WORK REQUIRED | Find each line in the entries below that contains the string "service", and copy those lines.

MATERIAL TO PROCESS |
--- --- ---

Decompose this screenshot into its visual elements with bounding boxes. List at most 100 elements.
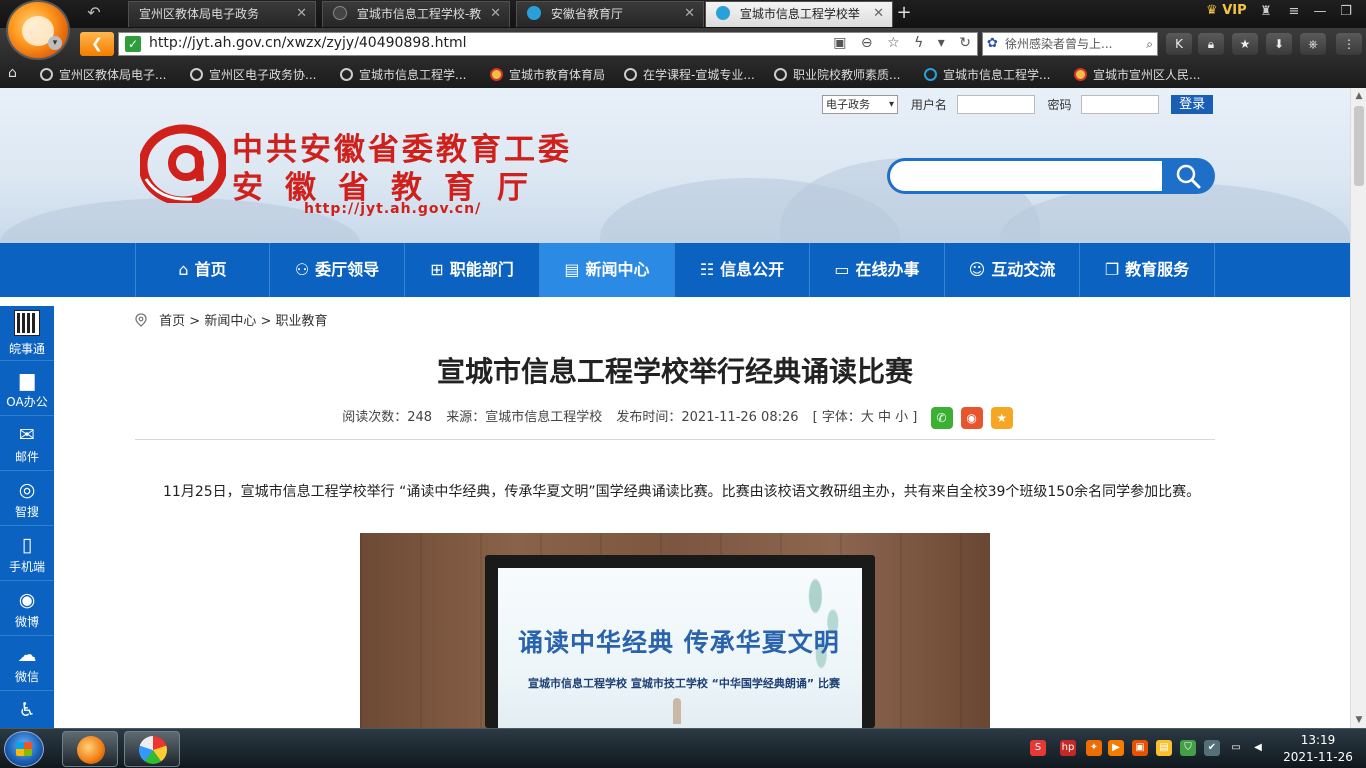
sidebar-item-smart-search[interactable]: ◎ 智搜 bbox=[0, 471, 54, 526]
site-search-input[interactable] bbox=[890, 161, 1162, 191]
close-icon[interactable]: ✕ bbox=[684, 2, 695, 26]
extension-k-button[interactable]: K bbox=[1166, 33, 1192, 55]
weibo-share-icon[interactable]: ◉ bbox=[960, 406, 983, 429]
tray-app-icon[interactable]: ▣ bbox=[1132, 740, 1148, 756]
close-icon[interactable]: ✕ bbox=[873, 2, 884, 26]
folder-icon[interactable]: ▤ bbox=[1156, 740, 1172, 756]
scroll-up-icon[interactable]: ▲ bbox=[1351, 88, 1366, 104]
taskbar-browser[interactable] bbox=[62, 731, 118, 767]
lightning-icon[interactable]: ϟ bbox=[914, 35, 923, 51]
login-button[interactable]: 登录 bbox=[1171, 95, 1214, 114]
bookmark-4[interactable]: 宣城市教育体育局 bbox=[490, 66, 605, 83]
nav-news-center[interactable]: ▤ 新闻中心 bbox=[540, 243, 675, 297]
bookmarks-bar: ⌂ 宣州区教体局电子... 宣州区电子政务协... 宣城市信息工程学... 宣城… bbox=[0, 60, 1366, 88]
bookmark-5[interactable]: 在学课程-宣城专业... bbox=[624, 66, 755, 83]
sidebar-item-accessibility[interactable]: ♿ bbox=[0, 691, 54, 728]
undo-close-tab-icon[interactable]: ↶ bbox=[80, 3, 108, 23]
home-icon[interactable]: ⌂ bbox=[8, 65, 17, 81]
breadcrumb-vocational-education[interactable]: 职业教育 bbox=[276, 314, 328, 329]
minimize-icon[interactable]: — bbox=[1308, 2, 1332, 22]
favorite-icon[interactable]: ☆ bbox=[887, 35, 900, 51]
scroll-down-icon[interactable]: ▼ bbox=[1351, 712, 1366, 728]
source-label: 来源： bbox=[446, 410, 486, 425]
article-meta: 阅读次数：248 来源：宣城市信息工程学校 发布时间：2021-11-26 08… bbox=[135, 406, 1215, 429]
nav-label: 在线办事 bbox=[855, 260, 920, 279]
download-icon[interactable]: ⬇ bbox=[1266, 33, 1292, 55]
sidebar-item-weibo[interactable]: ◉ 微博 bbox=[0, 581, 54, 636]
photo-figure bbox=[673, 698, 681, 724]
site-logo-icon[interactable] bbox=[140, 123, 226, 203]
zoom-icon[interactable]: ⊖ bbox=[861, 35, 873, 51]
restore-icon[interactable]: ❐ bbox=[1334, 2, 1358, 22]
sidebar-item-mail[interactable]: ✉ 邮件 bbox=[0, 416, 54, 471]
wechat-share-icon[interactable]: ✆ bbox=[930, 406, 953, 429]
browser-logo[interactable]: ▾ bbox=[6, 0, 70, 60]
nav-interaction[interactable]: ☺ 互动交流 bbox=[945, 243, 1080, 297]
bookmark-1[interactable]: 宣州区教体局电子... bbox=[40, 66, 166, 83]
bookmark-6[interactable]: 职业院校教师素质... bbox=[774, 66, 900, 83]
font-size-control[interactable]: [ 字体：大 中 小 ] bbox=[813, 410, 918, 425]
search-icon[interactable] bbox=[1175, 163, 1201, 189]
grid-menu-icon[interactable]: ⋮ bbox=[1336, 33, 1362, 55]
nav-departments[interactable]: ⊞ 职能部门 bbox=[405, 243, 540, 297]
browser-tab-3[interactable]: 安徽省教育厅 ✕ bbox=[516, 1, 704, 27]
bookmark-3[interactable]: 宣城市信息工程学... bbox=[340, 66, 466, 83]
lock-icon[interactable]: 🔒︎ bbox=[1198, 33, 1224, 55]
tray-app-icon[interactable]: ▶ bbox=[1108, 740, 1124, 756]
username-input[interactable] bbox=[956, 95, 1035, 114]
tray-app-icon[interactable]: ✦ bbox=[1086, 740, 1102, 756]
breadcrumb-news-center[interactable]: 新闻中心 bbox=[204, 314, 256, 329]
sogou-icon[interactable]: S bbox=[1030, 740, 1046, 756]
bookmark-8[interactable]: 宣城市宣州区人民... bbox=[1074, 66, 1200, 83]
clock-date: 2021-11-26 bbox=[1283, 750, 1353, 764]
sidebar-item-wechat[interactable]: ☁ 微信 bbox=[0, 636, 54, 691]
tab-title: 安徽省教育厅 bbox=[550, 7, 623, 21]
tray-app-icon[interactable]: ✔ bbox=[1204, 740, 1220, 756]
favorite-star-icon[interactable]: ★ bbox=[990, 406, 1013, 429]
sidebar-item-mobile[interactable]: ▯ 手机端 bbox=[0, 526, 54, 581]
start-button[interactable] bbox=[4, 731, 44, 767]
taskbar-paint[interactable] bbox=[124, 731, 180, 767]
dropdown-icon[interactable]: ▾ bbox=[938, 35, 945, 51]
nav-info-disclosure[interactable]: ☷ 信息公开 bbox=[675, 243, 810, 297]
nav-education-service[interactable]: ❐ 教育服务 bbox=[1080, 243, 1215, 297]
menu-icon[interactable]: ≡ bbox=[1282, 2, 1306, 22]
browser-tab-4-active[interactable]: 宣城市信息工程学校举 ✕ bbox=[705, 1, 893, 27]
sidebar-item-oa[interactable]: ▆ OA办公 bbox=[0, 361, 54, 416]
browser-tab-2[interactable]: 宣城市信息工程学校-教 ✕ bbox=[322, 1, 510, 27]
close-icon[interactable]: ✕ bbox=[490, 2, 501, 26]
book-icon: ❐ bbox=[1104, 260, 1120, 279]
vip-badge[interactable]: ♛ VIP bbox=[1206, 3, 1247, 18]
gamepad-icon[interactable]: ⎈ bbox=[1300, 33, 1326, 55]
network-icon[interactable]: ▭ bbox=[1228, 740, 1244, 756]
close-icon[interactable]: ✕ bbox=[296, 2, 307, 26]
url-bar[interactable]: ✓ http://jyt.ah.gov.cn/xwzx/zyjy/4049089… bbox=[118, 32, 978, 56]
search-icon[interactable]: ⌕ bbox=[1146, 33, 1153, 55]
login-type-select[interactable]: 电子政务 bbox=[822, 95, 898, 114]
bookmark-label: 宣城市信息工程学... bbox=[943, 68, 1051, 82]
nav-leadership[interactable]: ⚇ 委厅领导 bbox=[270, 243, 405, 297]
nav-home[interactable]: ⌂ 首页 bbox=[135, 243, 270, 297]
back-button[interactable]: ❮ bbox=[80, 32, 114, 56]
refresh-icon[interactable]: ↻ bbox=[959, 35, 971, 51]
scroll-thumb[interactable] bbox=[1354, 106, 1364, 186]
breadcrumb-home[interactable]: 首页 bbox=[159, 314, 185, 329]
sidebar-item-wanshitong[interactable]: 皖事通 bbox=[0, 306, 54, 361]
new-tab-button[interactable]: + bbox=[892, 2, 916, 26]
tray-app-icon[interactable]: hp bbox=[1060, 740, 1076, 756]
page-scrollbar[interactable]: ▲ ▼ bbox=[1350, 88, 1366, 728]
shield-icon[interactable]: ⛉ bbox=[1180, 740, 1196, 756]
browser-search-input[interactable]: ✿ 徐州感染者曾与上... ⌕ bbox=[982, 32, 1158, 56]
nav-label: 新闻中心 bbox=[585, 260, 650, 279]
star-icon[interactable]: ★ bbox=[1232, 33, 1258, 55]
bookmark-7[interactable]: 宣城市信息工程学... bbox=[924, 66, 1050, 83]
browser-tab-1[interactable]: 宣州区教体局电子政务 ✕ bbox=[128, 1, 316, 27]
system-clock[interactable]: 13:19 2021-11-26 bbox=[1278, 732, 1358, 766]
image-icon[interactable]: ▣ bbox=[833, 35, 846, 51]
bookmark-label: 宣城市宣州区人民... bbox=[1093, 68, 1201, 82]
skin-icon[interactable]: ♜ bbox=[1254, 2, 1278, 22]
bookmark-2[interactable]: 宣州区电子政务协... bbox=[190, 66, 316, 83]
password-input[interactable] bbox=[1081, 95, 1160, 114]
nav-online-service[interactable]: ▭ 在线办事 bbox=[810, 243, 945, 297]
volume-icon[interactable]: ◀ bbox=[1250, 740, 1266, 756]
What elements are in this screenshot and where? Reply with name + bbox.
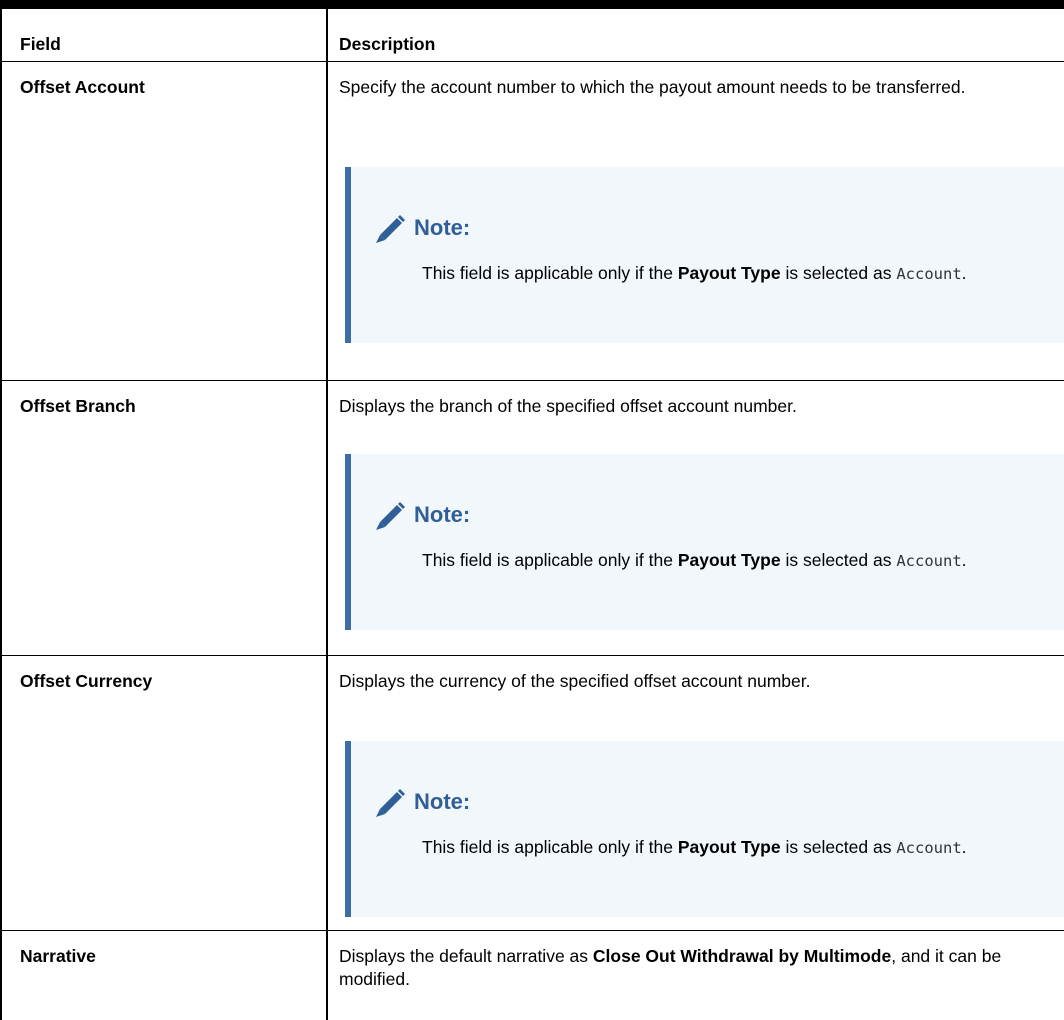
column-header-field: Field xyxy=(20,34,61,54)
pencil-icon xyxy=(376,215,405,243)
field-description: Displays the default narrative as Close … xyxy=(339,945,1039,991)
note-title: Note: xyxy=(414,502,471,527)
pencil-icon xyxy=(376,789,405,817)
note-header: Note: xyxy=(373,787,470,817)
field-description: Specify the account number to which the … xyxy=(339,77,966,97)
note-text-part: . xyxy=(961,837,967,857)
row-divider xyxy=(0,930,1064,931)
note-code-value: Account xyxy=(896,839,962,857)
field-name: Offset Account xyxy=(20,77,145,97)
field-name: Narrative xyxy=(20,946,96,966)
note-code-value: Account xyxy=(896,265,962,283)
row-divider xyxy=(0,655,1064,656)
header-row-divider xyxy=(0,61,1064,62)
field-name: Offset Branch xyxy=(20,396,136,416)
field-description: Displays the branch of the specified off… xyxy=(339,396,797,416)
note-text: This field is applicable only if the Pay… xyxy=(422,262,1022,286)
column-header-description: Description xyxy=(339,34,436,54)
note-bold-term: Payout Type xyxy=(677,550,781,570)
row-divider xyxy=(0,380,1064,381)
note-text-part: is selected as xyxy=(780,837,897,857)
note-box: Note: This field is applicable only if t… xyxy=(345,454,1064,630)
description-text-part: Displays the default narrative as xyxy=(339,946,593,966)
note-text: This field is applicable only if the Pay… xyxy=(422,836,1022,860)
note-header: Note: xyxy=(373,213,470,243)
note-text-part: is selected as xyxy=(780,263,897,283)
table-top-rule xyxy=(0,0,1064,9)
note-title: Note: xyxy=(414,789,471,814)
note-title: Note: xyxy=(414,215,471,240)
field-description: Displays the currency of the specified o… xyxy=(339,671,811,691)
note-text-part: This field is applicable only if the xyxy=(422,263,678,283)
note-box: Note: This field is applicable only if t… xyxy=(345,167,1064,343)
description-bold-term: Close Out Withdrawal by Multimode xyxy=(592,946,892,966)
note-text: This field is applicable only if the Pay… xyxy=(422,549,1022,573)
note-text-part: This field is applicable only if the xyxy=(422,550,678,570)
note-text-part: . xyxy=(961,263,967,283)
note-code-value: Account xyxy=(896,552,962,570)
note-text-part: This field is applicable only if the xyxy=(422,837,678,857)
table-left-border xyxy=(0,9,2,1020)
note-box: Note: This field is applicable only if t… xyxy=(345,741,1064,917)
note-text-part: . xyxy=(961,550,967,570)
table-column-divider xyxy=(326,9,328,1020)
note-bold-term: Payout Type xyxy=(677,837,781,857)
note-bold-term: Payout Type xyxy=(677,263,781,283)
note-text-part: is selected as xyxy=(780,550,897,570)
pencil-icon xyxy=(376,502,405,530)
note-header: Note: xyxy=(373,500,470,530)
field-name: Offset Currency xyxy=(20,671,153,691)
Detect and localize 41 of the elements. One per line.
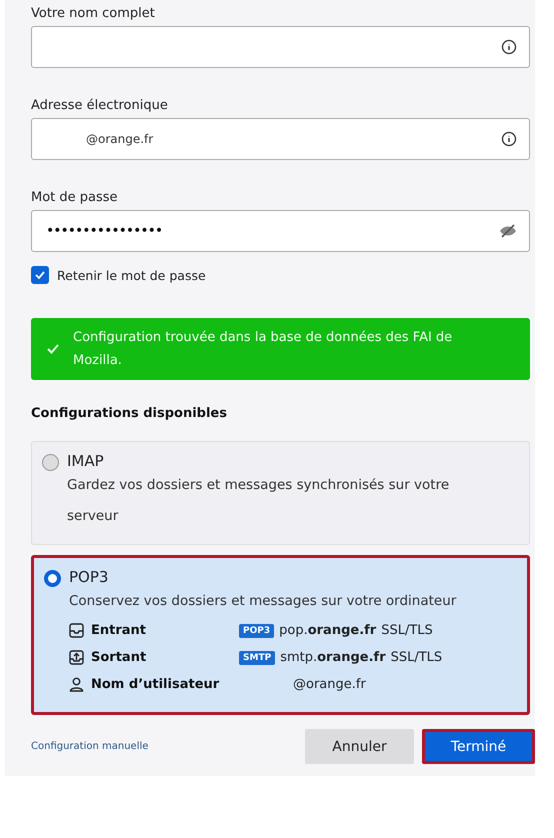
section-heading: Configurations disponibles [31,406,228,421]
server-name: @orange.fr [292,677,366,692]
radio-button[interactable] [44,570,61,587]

--- --- ---

EXERCISE ANSWER |
nav-education-service[interactable]: ❐ 教育服务 bbox=[1080, 243, 1215, 297]
nav-online-service[interactable]: ▭ 在线办事 bbox=[810, 243, 945, 297]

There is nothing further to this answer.